WRITTEN INSTRUCTION:
Each line that holds the word "Parse" should be returned.

ENTRIES SHOWN:
START
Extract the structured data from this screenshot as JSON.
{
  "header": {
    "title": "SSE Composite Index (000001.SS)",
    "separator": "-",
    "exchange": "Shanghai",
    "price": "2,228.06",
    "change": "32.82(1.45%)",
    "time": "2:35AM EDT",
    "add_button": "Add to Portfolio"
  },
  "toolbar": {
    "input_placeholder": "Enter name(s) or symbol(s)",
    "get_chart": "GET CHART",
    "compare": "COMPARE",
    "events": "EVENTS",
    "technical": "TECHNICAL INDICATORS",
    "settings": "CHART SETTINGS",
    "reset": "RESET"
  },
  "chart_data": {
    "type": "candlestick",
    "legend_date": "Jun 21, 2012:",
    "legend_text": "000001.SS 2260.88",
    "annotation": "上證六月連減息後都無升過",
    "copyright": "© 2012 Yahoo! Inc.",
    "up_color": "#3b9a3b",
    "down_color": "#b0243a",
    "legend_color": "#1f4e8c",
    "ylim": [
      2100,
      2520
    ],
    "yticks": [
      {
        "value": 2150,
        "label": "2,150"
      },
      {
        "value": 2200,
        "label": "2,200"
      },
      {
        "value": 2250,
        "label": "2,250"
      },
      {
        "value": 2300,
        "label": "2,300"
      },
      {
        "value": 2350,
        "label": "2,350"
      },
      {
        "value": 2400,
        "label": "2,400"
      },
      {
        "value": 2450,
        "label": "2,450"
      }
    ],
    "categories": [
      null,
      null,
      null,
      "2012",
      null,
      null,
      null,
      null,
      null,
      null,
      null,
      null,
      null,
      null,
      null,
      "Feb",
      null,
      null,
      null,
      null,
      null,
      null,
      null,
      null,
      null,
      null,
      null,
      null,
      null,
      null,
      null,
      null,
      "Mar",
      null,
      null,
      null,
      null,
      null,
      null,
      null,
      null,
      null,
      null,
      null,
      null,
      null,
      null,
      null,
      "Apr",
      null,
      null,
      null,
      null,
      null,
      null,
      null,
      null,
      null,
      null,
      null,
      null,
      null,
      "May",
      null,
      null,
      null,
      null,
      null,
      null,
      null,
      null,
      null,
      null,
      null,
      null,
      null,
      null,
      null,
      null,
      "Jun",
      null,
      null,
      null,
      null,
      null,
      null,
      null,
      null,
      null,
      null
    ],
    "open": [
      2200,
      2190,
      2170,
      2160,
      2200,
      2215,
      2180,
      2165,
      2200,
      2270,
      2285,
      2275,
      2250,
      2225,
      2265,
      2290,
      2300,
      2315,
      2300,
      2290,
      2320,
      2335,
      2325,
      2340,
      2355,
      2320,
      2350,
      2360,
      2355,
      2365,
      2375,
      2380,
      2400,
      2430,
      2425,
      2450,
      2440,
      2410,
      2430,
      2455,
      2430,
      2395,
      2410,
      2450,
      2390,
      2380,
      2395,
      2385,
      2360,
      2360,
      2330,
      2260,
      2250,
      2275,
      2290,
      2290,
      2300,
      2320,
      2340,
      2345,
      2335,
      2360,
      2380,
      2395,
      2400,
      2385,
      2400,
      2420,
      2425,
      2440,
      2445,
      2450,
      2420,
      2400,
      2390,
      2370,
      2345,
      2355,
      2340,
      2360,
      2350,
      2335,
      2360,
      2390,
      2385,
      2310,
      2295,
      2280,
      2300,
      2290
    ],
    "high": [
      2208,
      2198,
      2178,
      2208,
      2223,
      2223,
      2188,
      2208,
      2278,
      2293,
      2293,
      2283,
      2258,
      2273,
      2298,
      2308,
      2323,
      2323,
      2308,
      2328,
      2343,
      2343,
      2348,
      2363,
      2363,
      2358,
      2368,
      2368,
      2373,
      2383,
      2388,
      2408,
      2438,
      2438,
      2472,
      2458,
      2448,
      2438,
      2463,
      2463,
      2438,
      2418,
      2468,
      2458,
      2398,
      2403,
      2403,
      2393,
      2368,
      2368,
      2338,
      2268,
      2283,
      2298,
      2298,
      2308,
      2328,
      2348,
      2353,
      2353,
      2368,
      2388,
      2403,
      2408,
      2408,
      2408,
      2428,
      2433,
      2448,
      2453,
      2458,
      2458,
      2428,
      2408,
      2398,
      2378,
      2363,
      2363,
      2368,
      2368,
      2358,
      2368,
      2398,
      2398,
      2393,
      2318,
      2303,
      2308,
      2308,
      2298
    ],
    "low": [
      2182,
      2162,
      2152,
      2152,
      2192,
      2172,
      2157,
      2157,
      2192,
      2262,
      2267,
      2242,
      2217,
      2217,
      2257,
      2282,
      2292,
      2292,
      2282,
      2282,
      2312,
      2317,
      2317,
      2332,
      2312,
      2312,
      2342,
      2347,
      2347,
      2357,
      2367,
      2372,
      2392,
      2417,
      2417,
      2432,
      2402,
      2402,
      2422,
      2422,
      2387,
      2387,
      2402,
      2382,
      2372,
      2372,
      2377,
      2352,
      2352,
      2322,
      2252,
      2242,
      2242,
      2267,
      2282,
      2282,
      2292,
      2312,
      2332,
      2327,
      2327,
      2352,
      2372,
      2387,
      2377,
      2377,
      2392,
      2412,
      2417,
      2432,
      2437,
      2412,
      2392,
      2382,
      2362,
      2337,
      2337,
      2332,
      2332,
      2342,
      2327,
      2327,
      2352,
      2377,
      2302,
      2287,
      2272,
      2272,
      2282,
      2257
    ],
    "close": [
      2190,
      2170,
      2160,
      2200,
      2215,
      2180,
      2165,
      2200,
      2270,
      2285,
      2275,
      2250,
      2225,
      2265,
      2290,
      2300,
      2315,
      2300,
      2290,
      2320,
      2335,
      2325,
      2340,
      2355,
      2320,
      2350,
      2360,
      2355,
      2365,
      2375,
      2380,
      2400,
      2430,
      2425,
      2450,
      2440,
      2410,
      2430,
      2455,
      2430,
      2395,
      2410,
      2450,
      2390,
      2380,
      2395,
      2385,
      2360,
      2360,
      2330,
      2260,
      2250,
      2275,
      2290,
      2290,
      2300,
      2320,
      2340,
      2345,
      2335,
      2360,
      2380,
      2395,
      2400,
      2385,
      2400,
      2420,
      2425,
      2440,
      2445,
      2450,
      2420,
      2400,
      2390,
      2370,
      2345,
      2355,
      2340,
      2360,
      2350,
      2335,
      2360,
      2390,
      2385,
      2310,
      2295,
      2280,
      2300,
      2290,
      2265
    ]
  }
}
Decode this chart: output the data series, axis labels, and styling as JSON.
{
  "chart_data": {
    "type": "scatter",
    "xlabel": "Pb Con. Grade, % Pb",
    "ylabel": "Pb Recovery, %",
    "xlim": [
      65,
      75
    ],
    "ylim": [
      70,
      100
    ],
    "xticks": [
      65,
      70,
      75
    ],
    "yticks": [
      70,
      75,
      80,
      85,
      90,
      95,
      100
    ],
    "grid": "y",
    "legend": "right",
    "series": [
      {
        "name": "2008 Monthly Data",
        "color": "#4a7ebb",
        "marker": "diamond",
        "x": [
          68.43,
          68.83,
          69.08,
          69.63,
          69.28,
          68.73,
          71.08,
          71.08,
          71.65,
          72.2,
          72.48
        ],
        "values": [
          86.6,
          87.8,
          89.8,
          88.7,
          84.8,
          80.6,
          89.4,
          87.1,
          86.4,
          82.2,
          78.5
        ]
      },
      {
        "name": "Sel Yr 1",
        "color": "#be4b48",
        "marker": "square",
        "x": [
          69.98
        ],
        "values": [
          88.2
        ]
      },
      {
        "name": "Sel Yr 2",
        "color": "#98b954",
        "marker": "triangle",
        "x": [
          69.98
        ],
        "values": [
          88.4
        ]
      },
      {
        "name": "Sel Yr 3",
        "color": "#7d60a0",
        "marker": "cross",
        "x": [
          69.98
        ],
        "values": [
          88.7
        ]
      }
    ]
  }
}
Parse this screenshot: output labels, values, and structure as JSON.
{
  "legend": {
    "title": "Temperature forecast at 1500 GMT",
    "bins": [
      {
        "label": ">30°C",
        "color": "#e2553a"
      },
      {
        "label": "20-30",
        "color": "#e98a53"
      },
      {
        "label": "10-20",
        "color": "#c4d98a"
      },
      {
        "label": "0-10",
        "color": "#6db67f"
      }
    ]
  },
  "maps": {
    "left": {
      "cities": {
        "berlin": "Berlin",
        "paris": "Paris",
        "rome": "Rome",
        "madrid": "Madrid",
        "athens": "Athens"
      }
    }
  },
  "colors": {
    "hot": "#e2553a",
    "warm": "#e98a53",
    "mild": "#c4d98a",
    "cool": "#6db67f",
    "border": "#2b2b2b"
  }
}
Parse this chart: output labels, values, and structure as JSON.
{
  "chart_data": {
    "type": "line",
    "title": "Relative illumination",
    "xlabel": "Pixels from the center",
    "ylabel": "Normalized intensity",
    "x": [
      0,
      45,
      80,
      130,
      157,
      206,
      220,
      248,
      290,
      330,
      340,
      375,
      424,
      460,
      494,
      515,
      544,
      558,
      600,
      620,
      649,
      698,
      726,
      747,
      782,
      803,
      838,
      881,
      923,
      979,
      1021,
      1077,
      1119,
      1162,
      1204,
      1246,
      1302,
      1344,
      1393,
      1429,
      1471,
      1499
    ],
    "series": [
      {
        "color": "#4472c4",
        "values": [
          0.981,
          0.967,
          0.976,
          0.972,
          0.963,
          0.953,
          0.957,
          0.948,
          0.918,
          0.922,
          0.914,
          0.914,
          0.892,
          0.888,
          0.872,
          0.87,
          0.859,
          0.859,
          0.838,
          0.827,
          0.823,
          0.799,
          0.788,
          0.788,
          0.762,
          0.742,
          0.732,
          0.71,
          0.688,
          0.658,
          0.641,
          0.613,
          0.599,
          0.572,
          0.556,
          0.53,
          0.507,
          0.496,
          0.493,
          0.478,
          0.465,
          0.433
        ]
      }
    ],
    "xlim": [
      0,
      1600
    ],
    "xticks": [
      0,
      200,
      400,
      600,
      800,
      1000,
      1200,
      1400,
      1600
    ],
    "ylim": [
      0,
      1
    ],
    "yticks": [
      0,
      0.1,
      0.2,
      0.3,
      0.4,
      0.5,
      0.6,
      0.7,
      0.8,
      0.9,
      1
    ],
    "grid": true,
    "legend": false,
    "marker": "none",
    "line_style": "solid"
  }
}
END
FINAL RESULT:
Parse this screenshot: output labels, values, and structure as JSON.
Parse this chart: output labels, values, and structure as JSON.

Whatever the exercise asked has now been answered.